Record extracts =
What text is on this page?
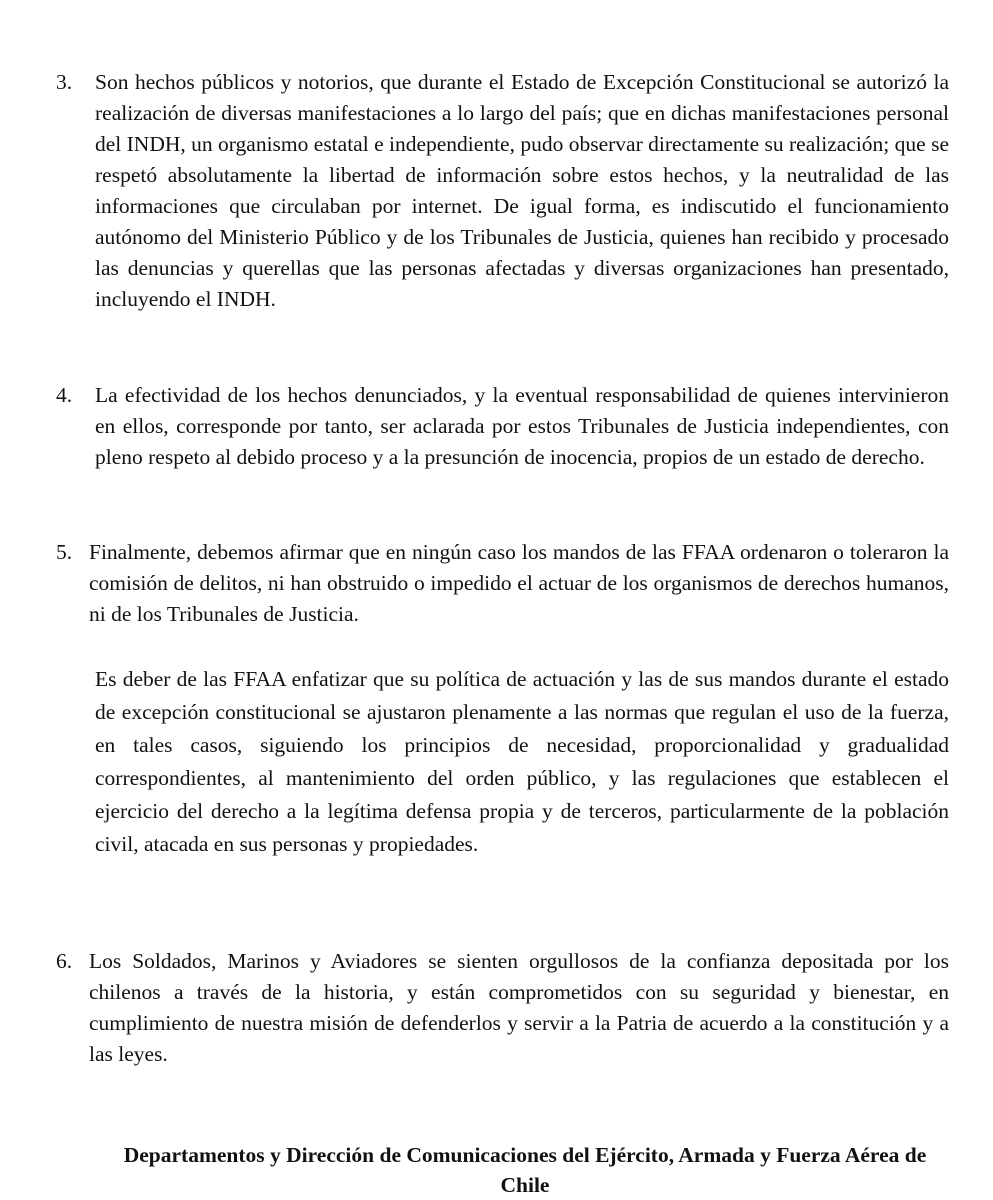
3. Son hechos públicos y notorios, que durante el Estado de Excepción Constitucional se autorizó la realización de diversas manifestaciones a lo largo del país; que en dichas manifestaciones personal del INDH, un organismo estatal e independiente, pudo observar directamente su realización; que se respetó absolutamente la libertad de información sobre estos hechos, y la neutralidad de las informaciones que circulaban por internet. De igual forma, es indiscutido el funcionamiento autónomo del Ministerio Público y de los Tribunales de Justicia, quienes han recibido y procesado las denuncias y querellas que las personas afectadas y diversas organizaciones han presentado, incluyendo el INDH.
4. La efectividad de los hechos denunciados, y la eventual responsabilidad de quienes intervinieron en ellos, corresponde por tanto, ser aclarada por estos Tribunales de Justicia independientes, con pleno respeto al debido proceso y a la presunción de inocencia, propios de un estado de derecho.
5. Finalmente, debemos afirmar que en ningún caso los mandos de las FFAA ordenaron o toleraron la comisión de delitos, ni han obstruido o impedido el actuar de los organismos de derechos humanos, ni de los Tribunales de Justicia.
Es deber de las FFAA enfatizar que su política de actuación y las de sus mandos durante el estado de excepción constitucional se ajustaron plenamente a las normas que regulan el uso de la fuerza, en tales casos, siguiendo los principios de necesidad, proporcionalidad y gradualidad correspondientes, al mantenimiento del orden público, y las regulaciones que establecen el ejercicio del derecho a la legítima defensa propia y de terceros, particularmente de la población civil, atacada en sus personas y propiedades.
6. Los Soldados, Marinos y Aviadores se sienten orgullosos de la confianza depositada por los chilenos a través de la historia, y están comprometidos con su seguridad y bienestar, en cumplimiento de nuestra misión de defenderlos y servir a la Patria de acuerdo a la constitución y a las leyes.
Departamentos y Dirección de Comunicaciones del Ejército, Armada y Fuerza Aérea de Chile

Exercise = All of the records above must be copied exactly, except for the pictures.

Solution to this task =
What text is on this page?
3. Son hechos públicos y notorios, que durante el Estado de Excepción Constitucional se autorizó la realización de diversas manifestaciones a lo largo del país; que en dichas manifestaciones personal del INDH, un organismo estatal e independiente, pudo observar directamente su realización; que se respetó absolutamente la libertad de información sobre estos hechos, y la neutralidad de las informaciones que circulaban por internet. De igual forma, es indiscutido el funcionamiento autónomo del Ministerio Público y de los Tribunales de Justicia, quienes han recibido y procesado las denuncias y querellas que las personas afectadas y diversas organizaciones han presentado, incluyendo el INDH.
4. La efectividad de los hechos denunciados, y la eventual responsabilidad de quienes intervinieron en ellos, corresponde por tanto, ser aclarada por estos Tribunales de Justicia independientes, con pleno respeto al debido proceso y a la presunción de inocencia, propios de un estado de derecho.
5. Finalmente, debemos afirmar que en ningún caso los mandos de las FFAA ordenaron o toleraron la comisión de delitos, ni han obstruido o impedido el actuar de los organismos de derechos humanos, ni de los Tribunales de Justicia.
Es deber de las FFAA enfatizar que su política de actuación y las de sus mandos durante el estado de excepción constitucional se ajustaron plenamente a las normas que regulan el uso de la fuerza, en tales casos, siguiendo los principios de necesidad, proporcionalidad y gradualidad correspondientes, al mantenimiento del orden público, y las regulaciones que establecen el ejercicio del derecho a la legítima defensa propia y de terceros, particularmente de la población civil, atacada en sus personas y propiedades.
6. Los Soldados, Marinos y Aviadores se sienten orgullosos de la confianza depositada por los chilenos a través de la historia, y están comprometidos con su seguridad y bienestar, en cumplimiento de nuestra misión de defenderlos y servir a la Patria de acuerdo a la constitución y a las leyes.
Departamentos y Dirección de Comunicaciones del Ejército, Armada y Fuerza Aérea de Chile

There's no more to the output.